▸ TASK TO COMPLETE: Can you reproduce, word for word, the passage of the renovation text from "Next, I need" up to and including "be reclaimed wood."?

▸ TEXT BLOCK:
+---+
Lighting, Ceilings & Floors, Oh My!
The second “almost” deal breaker for me was the existing dropped ceiling and lighting in the office. Here was the typical lay-in grid with 2×4 awful ceiling tiles and recessed fluorescents. While this piece is still under design, we are looking at a combination of plaster and recycled ceiling tileswhich would provide a much lovelier and acceptable aesthetic and be far more eco-friendly. We are currently considering a 100% recycled glass tile from Pinta Acoustic with a possible limited use of recycled and organic wood ceiling tiles.
The flooring in the office is concrete covered by pretty nasty carpeting. I hate wall to wall carpeting and we need something easy to clean since there will be dogs in the space. So we’ve decided on removing the carpeting and related vinyl base and having the concrete polished. The warehouse floor currently is a mess. Half concrete, half wood. The wood is being replaced with concrete, which will also be polished, although much of the floor in the warehouse will be covered with 3 different sized dog pools and a recycled composite decking. (Natural wood isn’t good for dogs, one sliver could be painful and costly! And since it’s a very wet environment, we need a material that will be resistant to mold and mildew.) NOTE: since we’re still negotiating the lease I couldn’t post photos of the actual space, so stay tuned as we execute the lease and refine our design.
One of the mostly costly items will be the new lighting in the office space. Here’s my chance to make a statement with the lighting and naturally want something beautiful, sleek and eco-friendly. I’ve always loved Artemide and a recent visit to their showroom in DC gave me some terrific ideas. Still finalizing the placement and amounts but hoping to invest in some “Float C” and “Float” L suspension fixtures with T-5 tubes.And a very cool Flos Kelvin LED for my desk. These will not be cheap but they are portable so I can take them to any office space.
The lighting in the warehouse is currently sodium (awful yellow lighting including toxic levels of mercury) and some T-8 fixtures. The sodium is being replaced with T-5 fixtures, while the T-8 will be replaced with T-5 as they need replacement.
That leaves the furnishings. One item I am really excited about is reusing plaster and wood partitions I designed for an office space 20 years ago in Buffalo. This building is being rehabilitated and these partitions are no longer functional, so we will be able to use what we need.
Next, I need to think about what I want to replace the existing white laminate kitchenette with – maybe a cork counter and some “breathe easy” wood cabinets. Desks and tables may be reclaimed wood.
Going through this design exercise, which still needs a lot of work, has made me really question how green “new” things are even if they are as eco-friendly as is currently possible (which is of course a moving target). Of course, the greenest planet would be one without us in it. But we’re here, and we do need our stuff to work and function. And why not try to get LEED certification? Well, a project of this small scale (4400 square feet) in which we, the tenants, only have the ability to make certain changes really doesn’t make LEED a possibility. If I look at my list above, at this point, I think it’s probably a wash in terms of “how green” we will be. But it makes us feel good that everything we’re using will be low or no VOC, recycled or reused, as energy efficient as we can afford. It might not be LEED platinum, but it’s “Canine Splash Green” and that’s good enough for us.
+---+
▸ RECORDS:
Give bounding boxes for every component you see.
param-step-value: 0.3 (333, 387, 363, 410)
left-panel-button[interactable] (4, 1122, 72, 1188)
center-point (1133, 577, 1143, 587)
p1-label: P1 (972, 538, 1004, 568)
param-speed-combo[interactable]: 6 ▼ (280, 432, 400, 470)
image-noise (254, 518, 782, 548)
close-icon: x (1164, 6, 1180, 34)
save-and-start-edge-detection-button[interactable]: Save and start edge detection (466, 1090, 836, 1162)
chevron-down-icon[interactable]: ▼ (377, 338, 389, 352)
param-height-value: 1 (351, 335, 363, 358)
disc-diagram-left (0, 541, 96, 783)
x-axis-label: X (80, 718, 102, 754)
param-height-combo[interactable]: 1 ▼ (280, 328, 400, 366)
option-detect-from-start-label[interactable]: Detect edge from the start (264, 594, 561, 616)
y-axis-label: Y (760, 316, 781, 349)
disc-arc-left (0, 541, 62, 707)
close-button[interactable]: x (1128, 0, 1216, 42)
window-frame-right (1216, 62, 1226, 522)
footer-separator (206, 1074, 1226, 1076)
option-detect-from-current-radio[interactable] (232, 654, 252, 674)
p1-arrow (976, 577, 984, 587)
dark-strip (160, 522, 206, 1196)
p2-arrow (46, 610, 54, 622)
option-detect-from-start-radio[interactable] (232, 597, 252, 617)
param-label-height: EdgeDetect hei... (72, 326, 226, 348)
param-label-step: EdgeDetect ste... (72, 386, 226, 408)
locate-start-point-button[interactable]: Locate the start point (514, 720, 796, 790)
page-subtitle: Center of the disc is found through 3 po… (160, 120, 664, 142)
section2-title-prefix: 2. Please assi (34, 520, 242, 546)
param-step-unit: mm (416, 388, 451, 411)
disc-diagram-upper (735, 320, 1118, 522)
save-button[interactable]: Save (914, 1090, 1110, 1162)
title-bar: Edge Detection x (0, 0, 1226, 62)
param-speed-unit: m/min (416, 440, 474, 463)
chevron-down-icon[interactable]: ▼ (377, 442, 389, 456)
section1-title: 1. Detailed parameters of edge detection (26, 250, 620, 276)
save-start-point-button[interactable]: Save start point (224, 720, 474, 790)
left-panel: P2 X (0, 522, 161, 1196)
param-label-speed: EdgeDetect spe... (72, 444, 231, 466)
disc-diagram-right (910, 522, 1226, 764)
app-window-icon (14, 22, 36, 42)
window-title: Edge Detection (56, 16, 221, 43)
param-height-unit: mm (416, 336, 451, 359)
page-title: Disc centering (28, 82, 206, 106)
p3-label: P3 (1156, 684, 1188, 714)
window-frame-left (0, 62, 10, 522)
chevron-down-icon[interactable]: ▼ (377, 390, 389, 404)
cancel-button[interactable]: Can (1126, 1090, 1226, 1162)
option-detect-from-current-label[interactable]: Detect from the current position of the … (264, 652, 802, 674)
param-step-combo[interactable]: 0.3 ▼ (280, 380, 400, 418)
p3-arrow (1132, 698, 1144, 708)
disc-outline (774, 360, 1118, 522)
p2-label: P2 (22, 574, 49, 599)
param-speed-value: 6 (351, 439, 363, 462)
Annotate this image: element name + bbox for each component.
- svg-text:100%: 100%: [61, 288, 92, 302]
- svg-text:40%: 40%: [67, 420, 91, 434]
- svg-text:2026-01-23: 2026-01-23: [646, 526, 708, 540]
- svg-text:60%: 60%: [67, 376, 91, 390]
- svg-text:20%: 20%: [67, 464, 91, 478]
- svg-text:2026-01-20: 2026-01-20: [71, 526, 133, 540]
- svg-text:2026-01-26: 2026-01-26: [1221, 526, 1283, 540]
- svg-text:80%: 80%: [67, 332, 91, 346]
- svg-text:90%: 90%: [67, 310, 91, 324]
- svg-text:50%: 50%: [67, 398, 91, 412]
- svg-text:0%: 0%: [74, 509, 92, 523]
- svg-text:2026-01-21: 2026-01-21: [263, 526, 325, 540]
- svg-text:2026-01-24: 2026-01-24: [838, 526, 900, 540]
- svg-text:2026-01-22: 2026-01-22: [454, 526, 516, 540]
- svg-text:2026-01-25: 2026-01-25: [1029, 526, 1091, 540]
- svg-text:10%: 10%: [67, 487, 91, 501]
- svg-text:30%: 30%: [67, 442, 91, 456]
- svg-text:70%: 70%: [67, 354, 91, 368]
+---+
▸ ANSWER SPACE:
Next, I need to think about what I want to replace the existing white laminate kitchenette with – maybe a cork counter and some “breathe easy” wood cabinets. Desks and tables may be reclaimed wood.